[PROBLEM STATEMENT]:
Work out how many lines of the listing hold the string "обслуживание", then answer with that number and nothing else.

[SOURCE RECORDS]:
--------------------

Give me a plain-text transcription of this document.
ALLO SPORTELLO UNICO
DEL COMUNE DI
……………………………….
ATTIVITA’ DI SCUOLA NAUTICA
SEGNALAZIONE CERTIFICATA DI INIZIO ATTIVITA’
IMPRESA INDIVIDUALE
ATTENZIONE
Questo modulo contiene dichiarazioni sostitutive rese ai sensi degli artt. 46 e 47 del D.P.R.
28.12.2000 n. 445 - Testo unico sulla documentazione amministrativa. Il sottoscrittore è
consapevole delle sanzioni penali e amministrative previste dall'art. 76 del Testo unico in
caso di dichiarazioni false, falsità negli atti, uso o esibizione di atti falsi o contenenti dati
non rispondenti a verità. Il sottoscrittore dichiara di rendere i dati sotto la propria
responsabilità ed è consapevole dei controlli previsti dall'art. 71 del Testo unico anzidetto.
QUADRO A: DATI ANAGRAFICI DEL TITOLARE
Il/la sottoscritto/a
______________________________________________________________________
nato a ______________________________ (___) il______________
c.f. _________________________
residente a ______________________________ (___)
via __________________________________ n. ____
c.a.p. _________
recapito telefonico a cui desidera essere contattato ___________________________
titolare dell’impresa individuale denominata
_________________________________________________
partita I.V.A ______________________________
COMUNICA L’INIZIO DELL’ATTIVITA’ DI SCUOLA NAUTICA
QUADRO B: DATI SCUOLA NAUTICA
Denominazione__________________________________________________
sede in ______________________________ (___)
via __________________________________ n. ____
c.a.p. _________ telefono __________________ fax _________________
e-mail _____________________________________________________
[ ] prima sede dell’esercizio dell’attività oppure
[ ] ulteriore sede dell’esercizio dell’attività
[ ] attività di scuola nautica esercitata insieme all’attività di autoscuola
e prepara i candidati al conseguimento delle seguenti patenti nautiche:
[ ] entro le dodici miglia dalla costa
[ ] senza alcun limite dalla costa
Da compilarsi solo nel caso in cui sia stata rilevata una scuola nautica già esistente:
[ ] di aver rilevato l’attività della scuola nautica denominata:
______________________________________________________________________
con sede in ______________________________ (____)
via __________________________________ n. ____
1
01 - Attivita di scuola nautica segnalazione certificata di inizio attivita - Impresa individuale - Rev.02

--------------------

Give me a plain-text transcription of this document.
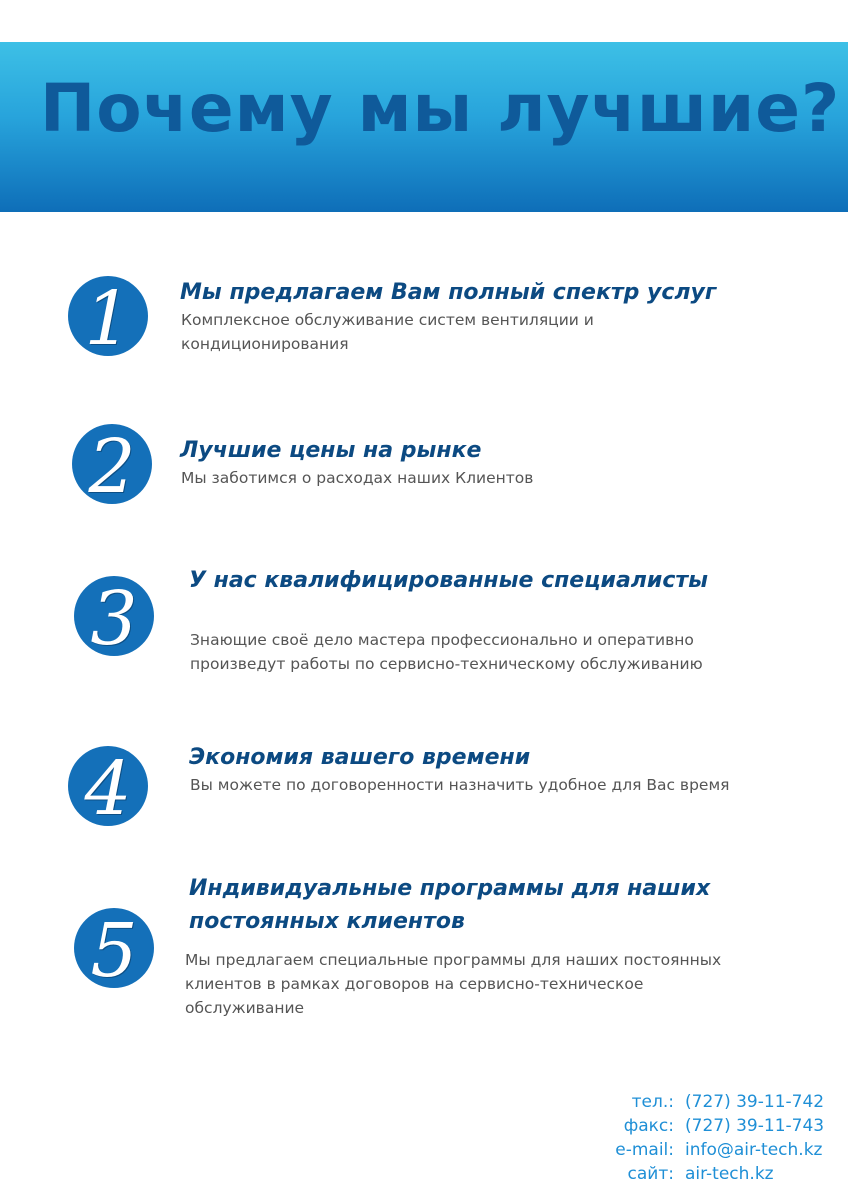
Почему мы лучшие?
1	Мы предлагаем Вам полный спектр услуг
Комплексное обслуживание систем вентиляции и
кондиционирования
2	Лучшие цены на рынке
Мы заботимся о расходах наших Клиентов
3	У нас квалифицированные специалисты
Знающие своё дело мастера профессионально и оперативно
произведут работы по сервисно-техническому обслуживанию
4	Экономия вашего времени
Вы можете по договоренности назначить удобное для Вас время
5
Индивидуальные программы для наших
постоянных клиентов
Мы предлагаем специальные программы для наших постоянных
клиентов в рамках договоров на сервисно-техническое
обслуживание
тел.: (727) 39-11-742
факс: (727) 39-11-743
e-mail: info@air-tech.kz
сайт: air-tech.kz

--------------------

[ANSWER]:
2